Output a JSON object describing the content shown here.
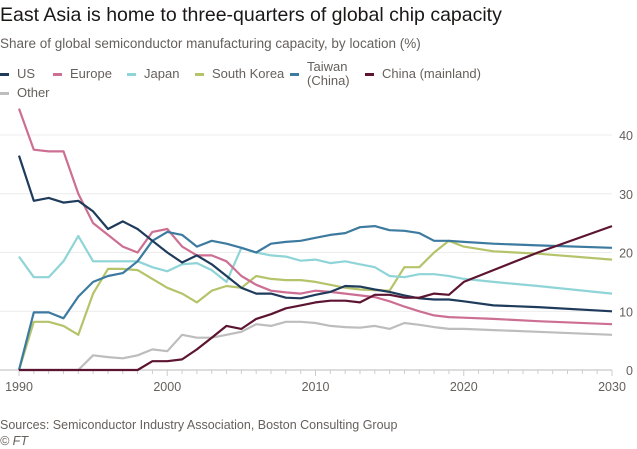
{
  "chart_data": {
    "type": "line",
    "title": "East Asia is home to three-quarters of global chip capacity",
    "subtitle": "Share of global semiconductor manufacturing capacity, by location (%)",
    "xlabel": "",
    "ylabel": "",
    "xlim": [
      1990,
      2030
    ],
    "ylim": [
      0,
      44
    ],
    "x_ticks": [
      "1990",
      "2000",
      "2010",
      "2020",
      "2030"
    ],
    "y_ticks": [
      "0",
      "10",
      "20",
      "30",
      "40"
    ],
    "grid": "horizontal",
    "y_axis_side": "right",
    "legend_position": "top",
    "x": [
      1990,
      1991,
      1992,
      1993,
      1994,
      1995,
      1996,
      1997,
      1998,
      1999,
      2000,
      2001,
      2002,
      2003,
      2004,
      2005,
      2006,
      2007,
      2008,
      2009,
      2010,
      2011,
      2012,
      2013,
      2014,
      2015,
      2016,
      2017,
      2018,
      2019,
      2020,
      2022,
      2025,
      2030
    ],
    "series": [
      {
        "name": "US",
        "color": "#1f3b5c",
        "values": [
          36.5,
          28.8,
          29.3,
          28.5,
          28.8,
          27,
          24,
          25.3,
          24,
          22,
          20,
          18.3,
          19.5,
          18,
          16,
          14,
          13,
          13,
          12.3,
          12.2,
          12.8,
          13.3,
          14.3,
          14.2,
          13.7,
          13.3,
          12.7,
          12.2,
          12,
          12,
          11.7,
          11,
          10.7,
          10
        ]
      },
      {
        "name": "Europe",
        "color": "#cc6f93",
        "values": [
          44.5,
          37.5,
          37.2,
          37.2,
          30,
          25,
          23,
          21,
          20,
          23.5,
          24,
          21,
          19.5,
          19.5,
          18.5,
          16,
          14.5,
          13.5,
          13.2,
          13,
          13.5,
          13.3,
          13,
          12.7,
          12.4,
          11.7,
          10.8,
          10,
          9.3,
          9,
          8.9,
          8.7,
          8.3,
          7.8
        ]
      },
      {
        "name": "Japan",
        "color": "#8fd4d6",
        "values": [
          19.3,
          15.8,
          15.8,
          18.5,
          22.8,
          18.5,
          18.5,
          18.5,
          18.5,
          17.5,
          16.8,
          18,
          18.2,
          17,
          15,
          20.8,
          20,
          19.5,
          19.3,
          18.6,
          18.8,
          18.2,
          18.5,
          18,
          17.5,
          16,
          15.8,
          16.3,
          16.3,
          16,
          15.5,
          15,
          14.3,
          13
        ]
      },
      {
        "name": "South Korea",
        "color": "#b5c46a",
        "values": [
          0,
          8.2,
          8.2,
          7.5,
          6,
          13,
          17.2,
          17.2,
          17,
          15.5,
          14,
          13,
          11.5,
          13.5,
          14.3,
          14,
          16,
          15.5,
          15.3,
          15.3,
          15,
          14.5,
          14,
          13.7,
          13.6,
          13.5,
          17.5,
          17.5,
          20,
          22,
          21,
          20.2,
          19.8,
          18.8
        ]
      },
      {
        "name": "Taiwan (China)",
        "color": "#3d7a9f",
        "values": [
          0,
          9.8,
          9.8,
          8.8,
          12.5,
          15,
          16,
          16.5,
          18.5,
          22,
          23.5,
          23,
          21,
          22,
          21.5,
          20.8,
          20,
          21.5,
          21.8,
          22,
          22.5,
          23,
          23.3,
          24.3,
          24.5,
          23.8,
          23.7,
          23.3,
          22,
          22,
          21.8,
          21.5,
          21.2,
          20.8
        ]
      },
      {
        "name": "China (mainland)",
        "color": "#5c1431",
        "values": [
          0,
          0,
          0,
          0,
          0,
          0,
          0,
          0,
          0,
          1.5,
          1.5,
          1.8,
          3.5,
          5.5,
          7.5,
          7,
          8.7,
          9.5,
          10.5,
          11,
          11.5,
          11.8,
          11.8,
          11.5,
          12.8,
          12.8,
          12.3,
          12.3,
          13,
          12.8,
          15,
          17,
          20,
          24.5
        ]
      },
      {
        "name": "Other",
        "color": "#bdbdbd",
        "values": [
          0,
          0,
          0,
          0,
          0,
          2.5,
          2.2,
          2,
          2.5,
          3.5,
          3.2,
          6,
          5.5,
          5.5,
          6,
          6.5,
          7.8,
          7.5,
          8.2,
          8.2,
          8,
          7.5,
          7.3,
          7.2,
          7.5,
          7,
          8,
          7.7,
          7.3,
          7,
          7,
          6.8,
          6.5,
          6
        ]
      }
    ]
  },
  "legend": {
    "us": "US",
    "europe": "Europe",
    "japan": "Japan",
    "south_korea": "South Korea",
    "taiwan_line1": "Taiwan",
    "taiwan_line2": "(China)",
    "china": "China (mainland)",
    "other": "Other"
  },
  "footer": {
    "source": "Sources: Semiconductor Industry Association, Boston Consulting Group",
    "copyright": "© FT"
  }
}
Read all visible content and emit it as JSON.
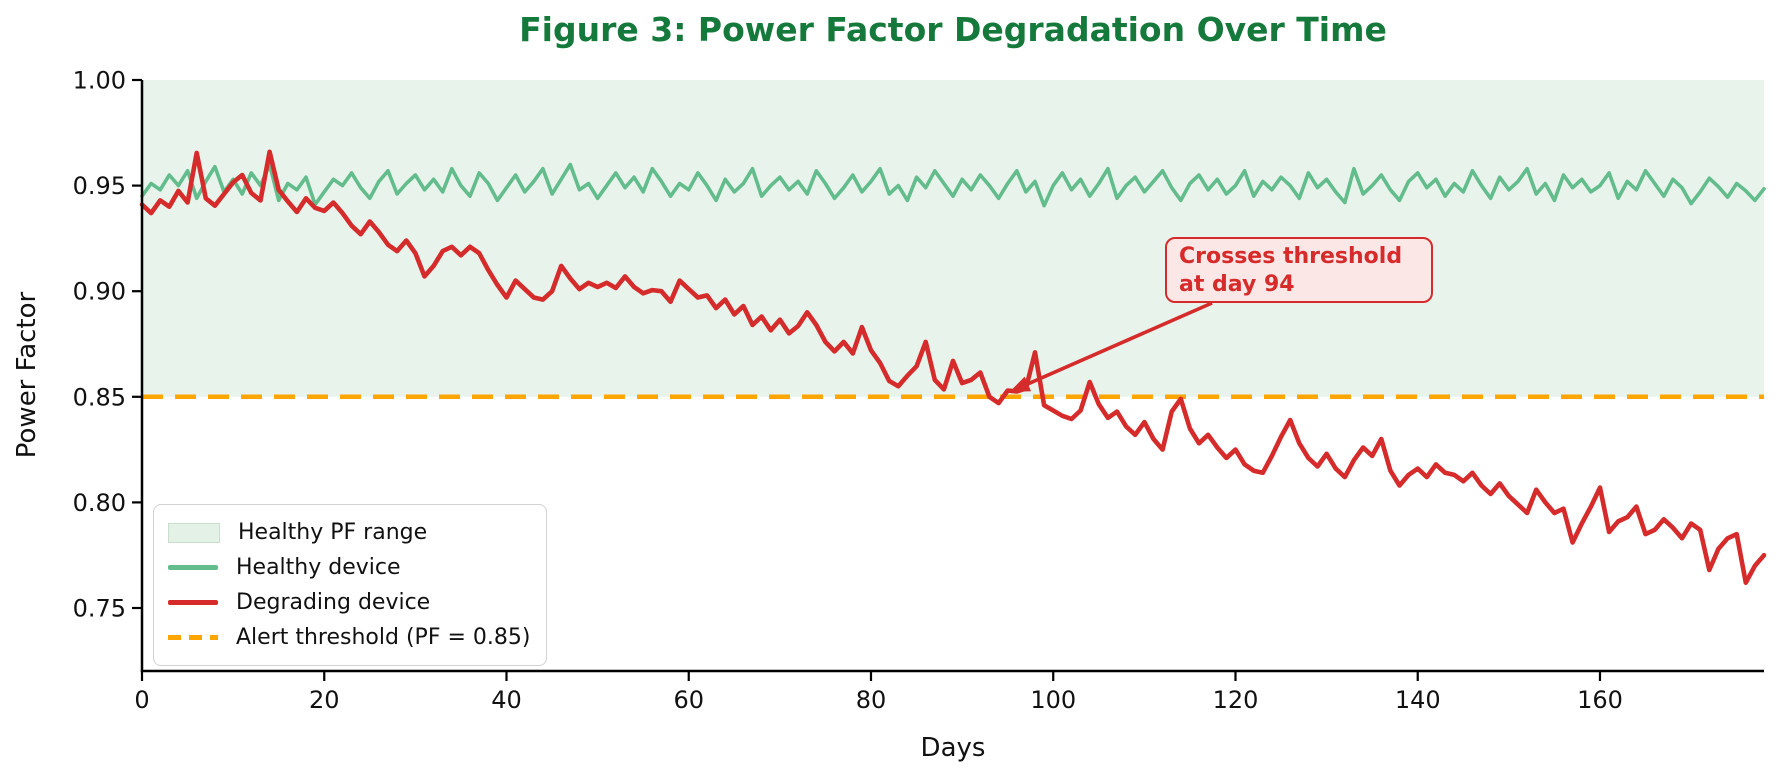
{
  "chart_data": {
    "type": "line",
    "title": "Figure 3: Power Factor Degradation Over Time",
    "title_color": "#15793c",
    "xlabel": "Days",
    "ylabel": "Power Factor",
    "xlim": [
      0,
      178
    ],
    "ylim": [
      0.72,
      1.0
    ],
    "x_ticks": [
      0,
      20,
      40,
      60,
      80,
      100,
      120,
      140,
      160
    ],
    "y_ticks": [
      1.0,
      0.95,
      0.9,
      0.85,
      0.8,
      0.75
    ],
    "grid": false,
    "legend_position": "lower left",
    "healthy_band": {
      "label": "Healthy PF range",
      "from": 0.85,
      "to": 1.0,
      "color": "#e8f3ec"
    },
    "threshold": {
      "label": "Alert threshold (PF = 0.85)",
      "value": 0.85,
      "color": "#ffa500",
      "style": "dashed"
    },
    "annotation": {
      "line1": "Crosses threshold",
      "line2": "at day 94",
      "target_day": 94,
      "target_pf": 0.85,
      "box_fill": "#fbe7e6",
      "color": "#d62b2b"
    },
    "legend": [
      {
        "label": "Healthy PF range",
        "swatch": "patch"
      },
      {
        "label": "Healthy device",
        "swatch": "line-green"
      },
      {
        "label": "Degrading device",
        "swatch": "line-red"
      },
      {
        "label": "Alert threshold (PF = 0.85)",
        "swatch": "line-dashed-orange"
      }
    ],
    "x_start": 0,
    "x_step": 1,
    "series": [
      {
        "name": "Healthy device",
        "color": "#63bc8b",
        "width": 3.6,
        "values": [
          0.945,
          0.951,
          0.948,
          0.955,
          0.95,
          0.957,
          0.944,
          0.952,
          0.959,
          0.947,
          0.953,
          0.946,
          0.956,
          0.95,
          0.96,
          0.943,
          0.951,
          0.948,
          0.954,
          0.941,
          0.947,
          0.953,
          0.95,
          0.956,
          0.949,
          0.944,
          0.952,
          0.957,
          0.946,
          0.951,
          0.955,
          0.948,
          0.953,
          0.947,
          0.958,
          0.95,
          0.945,
          0.956,
          0.951,
          0.943,
          0.949,
          0.955,
          0.947,
          0.952,
          0.958,
          0.946,
          0.953,
          0.96,
          0.948,
          0.951,
          0.944,
          0.95,
          0.956,
          0.949,
          0.954,
          0.947,
          0.958,
          0.952,
          0.945,
          0.951,
          0.948,
          0.956,
          0.95,
          0.943,
          0.953,
          0.947,
          0.951,
          0.958,
          0.945,
          0.95,
          0.954,
          0.948,
          0.952,
          0.946,
          0.957,
          0.951,
          0.944,
          0.949,
          0.955,
          0.947,
          0.952,
          0.958,
          0.946,
          0.95,
          0.943,
          0.954,
          0.949,
          0.957,
          0.951,
          0.945,
          0.953,
          0.948,
          0.955,
          0.95,
          0.944,
          0.951,
          0.957,
          0.947,
          0.952,
          0.9405,
          0.95,
          0.956,
          0.948,
          0.953,
          0.945,
          0.951,
          0.958,
          0.944,
          0.95,
          0.954,
          0.947,
          0.952,
          0.957,
          0.949,
          0.943,
          0.951,
          0.955,
          0.948,
          0.953,
          0.946,
          0.95,
          0.957,
          0.945,
          0.952,
          0.948,
          0.954,
          0.95,
          0.944,
          0.956,
          0.949,
          0.953,
          0.947,
          0.942,
          0.958,
          0.946,
          0.95,
          0.955,
          0.948,
          0.943,
          0.952,
          0.956,
          0.949,
          0.953,
          0.945,
          0.951,
          0.947,
          0.957,
          0.95,
          0.944,
          0.954,
          0.948,
          0.952,
          0.958,
          0.946,
          0.951,
          0.943,
          0.955,
          0.949,
          0.953,
          0.947,
          0.95,
          0.956,
          0.944,
          0.952,
          0.948,
          0.957,
          0.951,
          0.945,
          0.953,
          0.949,
          0.9415,
          0.947,
          0.9535,
          0.9495,
          0.9445,
          0.951,
          0.9475,
          0.943,
          0.9485
        ]
      },
      {
        "name": "Degrading device",
        "color": "#d62b2b",
        "width": 4.6,
        "values": [
          0.941,
          0.937,
          0.943,
          0.94,
          0.9475,
          0.942,
          0.9655,
          0.944,
          0.9405,
          0.946,
          0.9515,
          0.955,
          0.9465,
          0.943,
          0.966,
          0.948,
          0.9425,
          0.9375,
          0.944,
          0.9395,
          0.938,
          0.942,
          0.937,
          0.931,
          0.927,
          0.933,
          0.928,
          0.922,
          0.919,
          0.924,
          0.918,
          0.907,
          0.912,
          0.919,
          0.921,
          0.917,
          0.921,
          0.918,
          0.91,
          0.903,
          0.897,
          0.905,
          0.901,
          0.897,
          0.896,
          0.9,
          0.912,
          0.906,
          0.901,
          0.904,
          0.902,
          0.904,
          0.9015,
          0.907,
          0.902,
          0.899,
          0.9005,
          0.9,
          0.895,
          0.905,
          0.901,
          0.897,
          0.898,
          0.892,
          0.896,
          0.889,
          0.893,
          0.884,
          0.888,
          0.8815,
          0.8865,
          0.88,
          0.8835,
          0.89,
          0.884,
          0.876,
          0.8715,
          0.876,
          0.8705,
          0.883,
          0.872,
          0.866,
          0.8575,
          0.855,
          0.86,
          0.8645,
          0.876,
          0.858,
          0.8535,
          0.867,
          0.8565,
          0.858,
          0.8615,
          0.85,
          0.847,
          0.853,
          0.8525,
          0.854,
          0.871,
          0.846,
          0.8435,
          0.841,
          0.8395,
          0.8435,
          0.857,
          0.8465,
          0.84,
          0.843,
          0.836,
          0.832,
          0.838,
          0.83,
          0.825,
          0.843,
          0.849,
          0.835,
          0.828,
          0.832,
          0.826,
          0.821,
          0.825,
          0.818,
          0.815,
          0.814,
          0.822,
          0.831,
          0.839,
          0.828,
          0.821,
          0.817,
          0.823,
          0.816,
          0.812,
          0.82,
          0.826,
          0.822,
          0.83,
          0.815,
          0.808,
          0.813,
          0.816,
          0.812,
          0.818,
          0.814,
          0.813,
          0.81,
          0.814,
          0.808,
          0.804,
          0.809,
          0.803,
          0.799,
          0.795,
          0.806,
          0.8,
          0.795,
          0.797,
          0.781,
          0.79,
          0.798,
          0.807,
          0.786,
          0.791,
          0.793,
          0.798,
          0.785,
          0.787,
          0.792,
          0.788,
          0.783,
          0.79,
          0.787,
          0.768,
          0.778,
          0.783,
          0.785,
          0.762,
          0.77,
          0.775
        ]
      }
    ]
  }
}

━━━━━━━━━━━━━━━━

Every line above that contains the word "China" should be reported.

- Exercise response:
        "name": "Taiwan (China)",
        "name": "China (mainland)",
    "taiwan_line2": "(China)",
    "china": "China (mainland)",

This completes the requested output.